=== Data shown ===
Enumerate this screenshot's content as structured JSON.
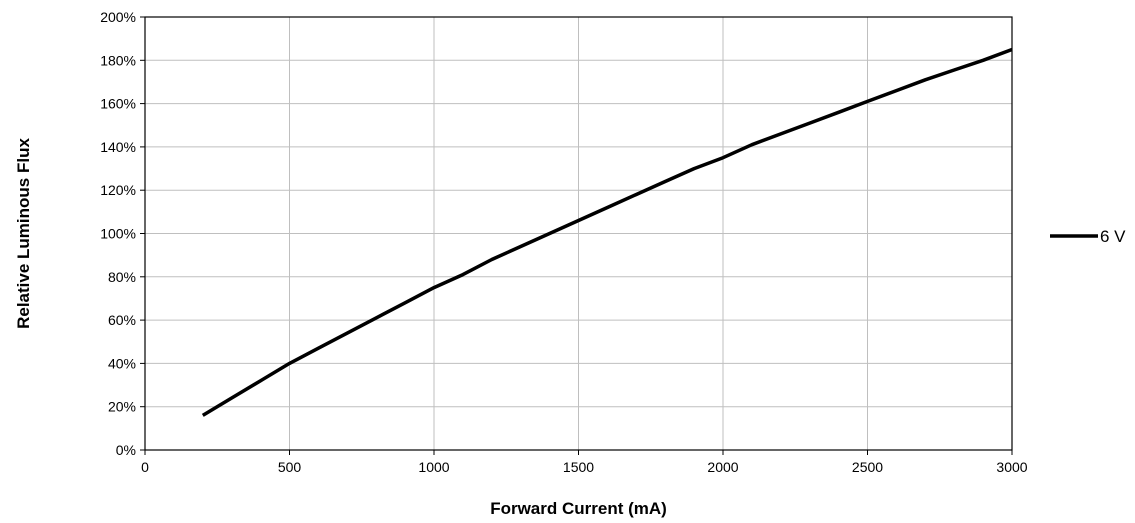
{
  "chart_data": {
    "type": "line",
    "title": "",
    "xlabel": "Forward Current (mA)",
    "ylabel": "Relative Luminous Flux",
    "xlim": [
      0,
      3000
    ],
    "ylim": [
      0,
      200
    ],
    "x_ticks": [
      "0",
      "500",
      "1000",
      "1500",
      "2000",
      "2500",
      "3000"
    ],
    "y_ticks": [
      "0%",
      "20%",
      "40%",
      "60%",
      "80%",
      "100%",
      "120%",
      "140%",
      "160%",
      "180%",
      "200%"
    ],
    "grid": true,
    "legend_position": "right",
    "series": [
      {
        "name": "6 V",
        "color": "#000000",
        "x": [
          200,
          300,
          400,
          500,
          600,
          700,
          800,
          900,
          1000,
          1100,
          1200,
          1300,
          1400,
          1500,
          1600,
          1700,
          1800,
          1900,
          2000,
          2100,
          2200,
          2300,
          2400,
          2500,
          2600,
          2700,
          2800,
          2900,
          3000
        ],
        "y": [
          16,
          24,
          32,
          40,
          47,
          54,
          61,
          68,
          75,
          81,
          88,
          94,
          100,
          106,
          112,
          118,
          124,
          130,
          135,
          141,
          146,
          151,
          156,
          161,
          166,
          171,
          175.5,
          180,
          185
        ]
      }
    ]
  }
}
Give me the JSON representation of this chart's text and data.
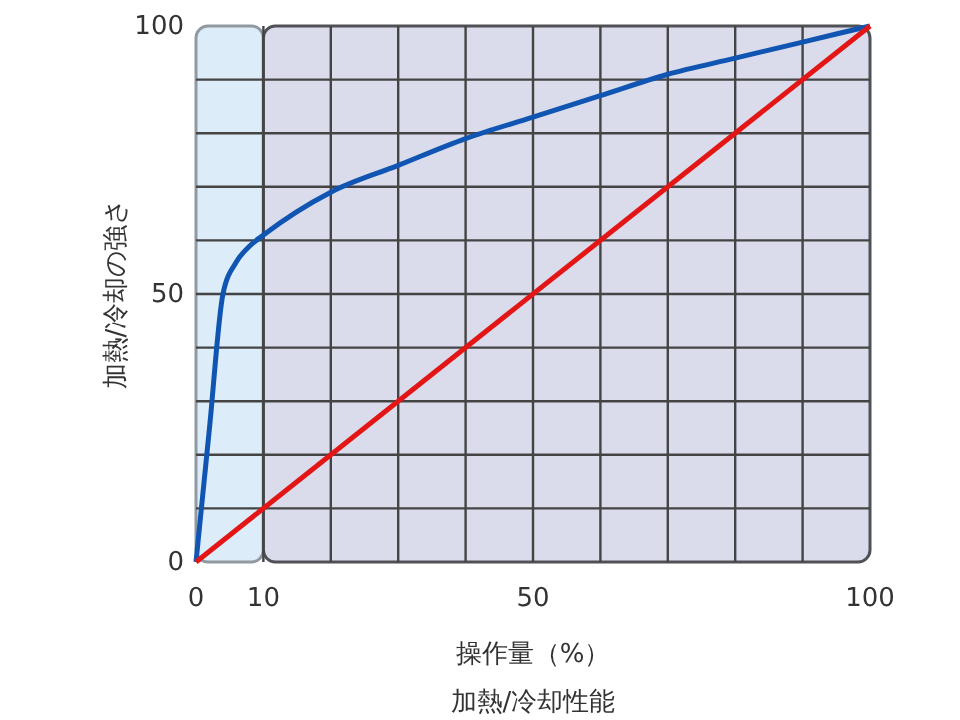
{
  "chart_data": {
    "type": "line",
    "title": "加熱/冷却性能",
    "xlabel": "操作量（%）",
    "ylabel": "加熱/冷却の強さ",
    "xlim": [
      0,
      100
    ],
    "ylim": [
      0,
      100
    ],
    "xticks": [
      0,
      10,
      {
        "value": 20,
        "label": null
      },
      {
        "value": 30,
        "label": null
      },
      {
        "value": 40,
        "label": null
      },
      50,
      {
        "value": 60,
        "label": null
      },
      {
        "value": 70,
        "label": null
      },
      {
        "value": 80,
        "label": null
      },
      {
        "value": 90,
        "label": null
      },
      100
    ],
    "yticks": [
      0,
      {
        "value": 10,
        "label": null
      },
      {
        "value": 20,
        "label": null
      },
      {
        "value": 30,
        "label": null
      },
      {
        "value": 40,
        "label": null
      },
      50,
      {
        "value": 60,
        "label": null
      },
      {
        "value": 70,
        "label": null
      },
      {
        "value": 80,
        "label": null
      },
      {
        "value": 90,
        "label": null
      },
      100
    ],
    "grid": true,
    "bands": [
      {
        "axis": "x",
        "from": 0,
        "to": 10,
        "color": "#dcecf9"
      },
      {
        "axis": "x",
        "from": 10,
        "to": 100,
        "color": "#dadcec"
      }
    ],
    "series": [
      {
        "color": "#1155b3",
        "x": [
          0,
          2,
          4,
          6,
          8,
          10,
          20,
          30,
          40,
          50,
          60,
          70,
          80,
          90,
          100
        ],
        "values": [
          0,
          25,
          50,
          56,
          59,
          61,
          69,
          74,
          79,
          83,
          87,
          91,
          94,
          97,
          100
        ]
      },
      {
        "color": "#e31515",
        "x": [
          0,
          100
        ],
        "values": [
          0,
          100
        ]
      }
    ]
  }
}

=== Goal of the exercise ===
Quote every record above exactly, leaving out any pictures.

=== Reply to the task ===
Enumerate this screenshot's content as structured JSON.
{
  "chart_data": {
    "type": "line",
    "title": "",
    "xlabel": "Forward Current (mA)",
    "ylabel": "Relative Luminous Flux",
    "xlim": [
      0,
      3000
    ],
    "ylim": [
      0,
      200
    ],
    "x_ticks": [
      "0",
      "500",
      "1000",
      "1500",
      "2000",
      "2500",
      "3000"
    ],
    "y_ticks": [
      "0%",
      "20%",
      "40%",
      "60%",
      "80%",
      "100%",
      "120%",
      "140%",
      "160%",
      "180%",
      "200%"
    ],
    "grid": true,
    "legend_position": "right",
    "series": [
      {
        "name": "6 V",
        "color": "#000000",
        "x": [
          200,
          300,
          400,
          500,
          600,
          700,
          800,
          900,
          1000,
          1100,
          1200,
          1300,
          1400,
          1500,
          1600,
          1700,
          1800,
          1900,
          2000,
          2100,
          2200,
          2300,
          2400,
          2500,
          2600,
          2700,
          2800,
          2900,
          3000
        ],
        "y": [
          16,
          24,
          32,
          40,
          47,
          54,
          61,
          68,
          75,
          81,
          88,
          94,
          100,
          106,
          112,
          118,
          124,
          130,
          135,
          141,
          146,
          151,
          156,
          161,
          166,
          171,
          175.5,
          180,
          185
        ]
      }
    ]
  }
}
Give me the JSON representation of this chart's text and data.
{
  "chart_data": {
    "type": "line",
    "title": "加熱/冷却性能",
    "xlabel": "操作量（%）",
    "ylabel": "加熱/冷却の強さ",
    "xlim": [
      0,
      100
    ],
    "ylim": [
      0,
      100
    ],
    "xticks": [
      0,
      10,
      {
        "value": 20,
        "label": null
      },
      {
        "value": 30,
        "label": null
      },
      {
        "value": 40,
        "label": null
      },
      50,
      {
        "value": 60,
        "label": null
      },
      {
        "value": 70,
        "label": null
      },
      {
        "value": 80,
        "label": null
      },
      {
        "value": 90,
        "label": null
      },
      100
    ],
    "yticks": [
      0,
      {
        "value": 10,
        "label": null
      },
      {
        "value": 20,
        "label": null
      },
      {
        "value": 30,
        "label": null
      },
      {
        "value": 40,
        "label": null
      },
      50,
      {
        "value": 60,
        "label": null
      },
      {
        "value": 70,
        "label": null
      },
      {
        "value": 80,
        "label": null
      },
      {
        "value": 90,
        "label": null
      },
      100
    ],
    "grid": true,
    "bands": [
      {
        "axis": "x",
        "from": 0,
        "to": 10,
        "color": "#dcecf9"
      },
      {
        "axis": "x",
        "from": 10,
        "to": 100,
        "color": "#dadcec"
      }
    ],
    "series": [
      {
        "color": "#1155b3",
        "x": [
          0,
          2,
          4,
          6,
          8,
          10,
          20,
          30,
          40,
          50,
          60,
          70,
          80,
          90,
          100
        ],
        "values": [
          0,
          25,
          50,
          56,
          59,
          61,
          69,
          74,
          79,
          83,
          87,
          91,
          94,
          97,
          100
        ]
      },
      {
        "color": "#e31515",
        "x": [
          0,
          100
        ],
        "values": [
          0,
          100
        ]
      }
    ]
  }
}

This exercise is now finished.